Goal — Exact copies are required of the lines from the line containing "What does this" through the final line of the listing, both included, and of no other lines.

Dataset —
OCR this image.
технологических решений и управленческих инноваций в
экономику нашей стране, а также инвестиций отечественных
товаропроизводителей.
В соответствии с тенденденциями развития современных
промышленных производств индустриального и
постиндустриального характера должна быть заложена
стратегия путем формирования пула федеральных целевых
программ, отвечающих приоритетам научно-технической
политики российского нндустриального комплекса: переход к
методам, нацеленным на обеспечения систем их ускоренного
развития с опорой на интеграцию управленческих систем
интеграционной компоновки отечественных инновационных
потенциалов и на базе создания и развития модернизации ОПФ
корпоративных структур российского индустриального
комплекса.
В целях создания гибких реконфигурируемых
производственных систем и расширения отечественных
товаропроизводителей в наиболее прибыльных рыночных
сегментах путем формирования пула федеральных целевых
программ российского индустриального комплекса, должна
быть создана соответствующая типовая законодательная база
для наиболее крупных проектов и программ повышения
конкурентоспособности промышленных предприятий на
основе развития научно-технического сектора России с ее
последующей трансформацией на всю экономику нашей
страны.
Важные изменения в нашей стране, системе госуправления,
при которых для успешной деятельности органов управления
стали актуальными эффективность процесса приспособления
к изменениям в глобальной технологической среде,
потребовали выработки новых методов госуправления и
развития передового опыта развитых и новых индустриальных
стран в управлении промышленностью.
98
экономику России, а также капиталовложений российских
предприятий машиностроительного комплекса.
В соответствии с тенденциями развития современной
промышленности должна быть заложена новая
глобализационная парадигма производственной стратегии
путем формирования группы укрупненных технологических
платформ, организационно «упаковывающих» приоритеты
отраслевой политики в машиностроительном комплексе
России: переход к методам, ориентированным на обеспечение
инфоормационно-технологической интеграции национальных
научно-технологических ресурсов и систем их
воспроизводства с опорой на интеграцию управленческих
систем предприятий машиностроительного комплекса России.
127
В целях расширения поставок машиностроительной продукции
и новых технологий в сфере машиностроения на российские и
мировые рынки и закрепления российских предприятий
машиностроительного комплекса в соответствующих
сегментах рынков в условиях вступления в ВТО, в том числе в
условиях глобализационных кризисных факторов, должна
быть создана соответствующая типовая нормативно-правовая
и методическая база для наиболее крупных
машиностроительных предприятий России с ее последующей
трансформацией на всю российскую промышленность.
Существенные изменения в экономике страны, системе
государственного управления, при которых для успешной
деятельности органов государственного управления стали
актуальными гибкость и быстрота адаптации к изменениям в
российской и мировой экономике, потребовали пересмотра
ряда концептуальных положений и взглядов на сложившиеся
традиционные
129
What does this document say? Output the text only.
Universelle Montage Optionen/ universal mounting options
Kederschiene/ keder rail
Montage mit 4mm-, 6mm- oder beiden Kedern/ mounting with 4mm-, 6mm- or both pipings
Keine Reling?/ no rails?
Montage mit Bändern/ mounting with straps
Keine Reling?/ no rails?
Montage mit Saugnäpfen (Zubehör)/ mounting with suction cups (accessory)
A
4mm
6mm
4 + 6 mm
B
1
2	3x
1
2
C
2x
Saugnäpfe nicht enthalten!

Written response —
What does this document say? Output the text only.
Universelle Montage Optionen/ universal mounting options
Kederschiene/ keder rail
Montage mit 4mm-, 6mm- oder beiden Kedern/ mounting with 4mm-, 6mm- or both pipings
Keine Reling?/ no rails?
Montage mit Bändern/ mounting with straps
Keine Reling?/ no rails?
Montage mit Saugnäpfen (Zubehör)/ mounting with suction cups (accessory)
A
4mm
6mm
4 + 6 mm
B
1
2	3x
1
2
C
2x
Saugnäpfe nicht enthalten!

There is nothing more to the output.